*** TEXT SHOWN ***

Since writing this response, I have found that using MANIFEST.in is typically a less frustrating approach to just make sure your source distribution (tar.gz) has the files you need.
For example, if you wanted to include the requirements.txt from top-level, recursively include the top-level "data" directory:
include requirements.txt
recursive-include data *
Nevertheless, in order for these files to be copied at install time to the package’s folder inside site-packages, you’ll need to supply include_package_data=True to the setup() function. See Adding Non-Code Files for more information.
To accomplish what you're describing will take two steps...
The file needs to be added to the source tarball
setup.py needs to be modified to install the data file to the source path
Step 1: To add the file to the source tarball, include it in the MANIFEST
Create a MANIFEST template in the folder that contains setup.py
The MANIFEST is basically a text file with a list of all the files that will be included in the source tarball.
Here's what the MANIFEST for my project look like:
CHANGELOG.txt
INSTALL.txt
LICENSE.txt
pypreprocessor.py
README.txt
setup.py
test.py
TODO.txt
Note: While sdist does add some files automatically, I prefer to explicitly specify them to be sure instead of predicting what it does and doesn't.

*** DATA SUPPLIED ***

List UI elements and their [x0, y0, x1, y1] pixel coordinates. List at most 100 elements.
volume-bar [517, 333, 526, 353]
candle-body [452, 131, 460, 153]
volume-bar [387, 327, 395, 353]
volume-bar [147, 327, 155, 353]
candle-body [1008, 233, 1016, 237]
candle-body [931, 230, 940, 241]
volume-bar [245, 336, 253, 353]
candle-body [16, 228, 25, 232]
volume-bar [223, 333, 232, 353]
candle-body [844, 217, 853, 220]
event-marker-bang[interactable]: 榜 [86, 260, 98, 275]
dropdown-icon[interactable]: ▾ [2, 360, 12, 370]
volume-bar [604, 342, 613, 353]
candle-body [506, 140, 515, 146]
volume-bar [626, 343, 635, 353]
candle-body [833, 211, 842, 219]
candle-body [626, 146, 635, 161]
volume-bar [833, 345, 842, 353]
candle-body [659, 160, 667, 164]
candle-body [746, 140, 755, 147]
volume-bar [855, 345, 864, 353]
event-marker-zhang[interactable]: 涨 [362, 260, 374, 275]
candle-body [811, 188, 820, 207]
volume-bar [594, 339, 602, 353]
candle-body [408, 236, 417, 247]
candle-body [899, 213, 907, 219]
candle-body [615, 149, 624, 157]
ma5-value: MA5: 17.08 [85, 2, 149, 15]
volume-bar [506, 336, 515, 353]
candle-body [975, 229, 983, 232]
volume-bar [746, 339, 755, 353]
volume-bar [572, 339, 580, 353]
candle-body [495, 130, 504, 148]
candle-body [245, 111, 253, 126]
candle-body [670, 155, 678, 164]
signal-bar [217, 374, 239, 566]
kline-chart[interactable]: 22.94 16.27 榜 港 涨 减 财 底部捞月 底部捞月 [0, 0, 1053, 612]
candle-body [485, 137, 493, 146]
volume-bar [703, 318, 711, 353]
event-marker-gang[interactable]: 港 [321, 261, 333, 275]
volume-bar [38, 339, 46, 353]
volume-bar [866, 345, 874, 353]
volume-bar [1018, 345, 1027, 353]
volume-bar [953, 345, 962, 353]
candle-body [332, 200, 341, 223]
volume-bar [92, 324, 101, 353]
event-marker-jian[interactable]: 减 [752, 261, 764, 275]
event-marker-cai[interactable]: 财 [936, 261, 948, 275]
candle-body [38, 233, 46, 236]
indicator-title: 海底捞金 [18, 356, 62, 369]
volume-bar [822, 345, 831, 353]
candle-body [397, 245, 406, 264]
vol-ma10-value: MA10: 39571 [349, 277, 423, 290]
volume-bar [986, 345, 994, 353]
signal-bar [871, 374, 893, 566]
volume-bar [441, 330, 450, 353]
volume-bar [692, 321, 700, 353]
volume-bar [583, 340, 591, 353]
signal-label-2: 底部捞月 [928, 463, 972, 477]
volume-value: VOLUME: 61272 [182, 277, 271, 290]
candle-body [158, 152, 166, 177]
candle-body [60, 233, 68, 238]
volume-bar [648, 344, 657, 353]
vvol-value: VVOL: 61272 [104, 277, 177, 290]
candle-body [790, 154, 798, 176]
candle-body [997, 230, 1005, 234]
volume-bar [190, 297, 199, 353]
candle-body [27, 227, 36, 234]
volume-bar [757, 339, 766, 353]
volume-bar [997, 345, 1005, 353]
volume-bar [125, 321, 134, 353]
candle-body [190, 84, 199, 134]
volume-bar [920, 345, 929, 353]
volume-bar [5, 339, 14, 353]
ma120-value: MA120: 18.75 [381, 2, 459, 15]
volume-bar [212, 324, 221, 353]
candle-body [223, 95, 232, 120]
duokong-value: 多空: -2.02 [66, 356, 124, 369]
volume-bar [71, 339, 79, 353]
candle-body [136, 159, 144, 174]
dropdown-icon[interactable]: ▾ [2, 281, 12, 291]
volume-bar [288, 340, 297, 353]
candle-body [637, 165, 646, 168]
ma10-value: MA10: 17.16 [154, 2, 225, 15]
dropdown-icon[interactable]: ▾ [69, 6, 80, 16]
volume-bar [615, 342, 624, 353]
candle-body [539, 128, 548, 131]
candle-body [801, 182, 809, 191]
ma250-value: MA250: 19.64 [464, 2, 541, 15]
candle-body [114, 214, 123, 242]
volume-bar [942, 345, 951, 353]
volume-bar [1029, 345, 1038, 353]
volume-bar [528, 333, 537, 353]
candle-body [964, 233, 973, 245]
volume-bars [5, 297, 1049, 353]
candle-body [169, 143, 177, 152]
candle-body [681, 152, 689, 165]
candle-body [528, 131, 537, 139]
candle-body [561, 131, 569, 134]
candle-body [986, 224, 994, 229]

***

**REQUIRED TASKS**.
1. In the text on packaging data files, which argument must be passed to setup() so the files are copied into the package's folder in site-packages at install time?
2. Using the text on packaging data files, explain why the author lists every file in the MANIFEST by hand even though sdist adds some files automatically.
3. Continue the text on including data files in a Python source distribution, picking up after its final note.

**RESPONSES FOR EACH TASK**.
1. The argument include_package_data=True must be passed to setup().

2. The author wants to be certain which files end up in the source tarball. Listing them explicitly avoids having to predict which files sdist will and will not add on its own.

3.
Step 2: To install the data file to the source folder, modify setup.py
Since you're looking to add a data file (LICENSE.txt) to the source install folder you need to modify the data install path to match the source install path. This is necessary because, by default, data files are installed to a different location than source files.
To modify the data install dir to match the source install dir...
Pull the install dir info from distutils with:
from distutils.command.install import INSTALL_SCHEMES
Modify the data install dir to match the source install dir:
for scheme in INSTALL_SCHEMES.values():
scheme['data'] = scheme['purelib']
And, add the data file and location to setup():
data_files=[('', ['LICENSE.txt'])]
Note: The steps above should accomplish exactly what you described in a standard manner without requiring any extension libraries.
It is 2019, and here is what is working -
despite advice here and there, what I found on the internet halfway documented is using setuptools_scm, passed as options to setuptools.setup. This will include any data files that are versioned on your VCS, be it git or any other, to the wheel package, and will make "pip install" from the git repository to bring those files along.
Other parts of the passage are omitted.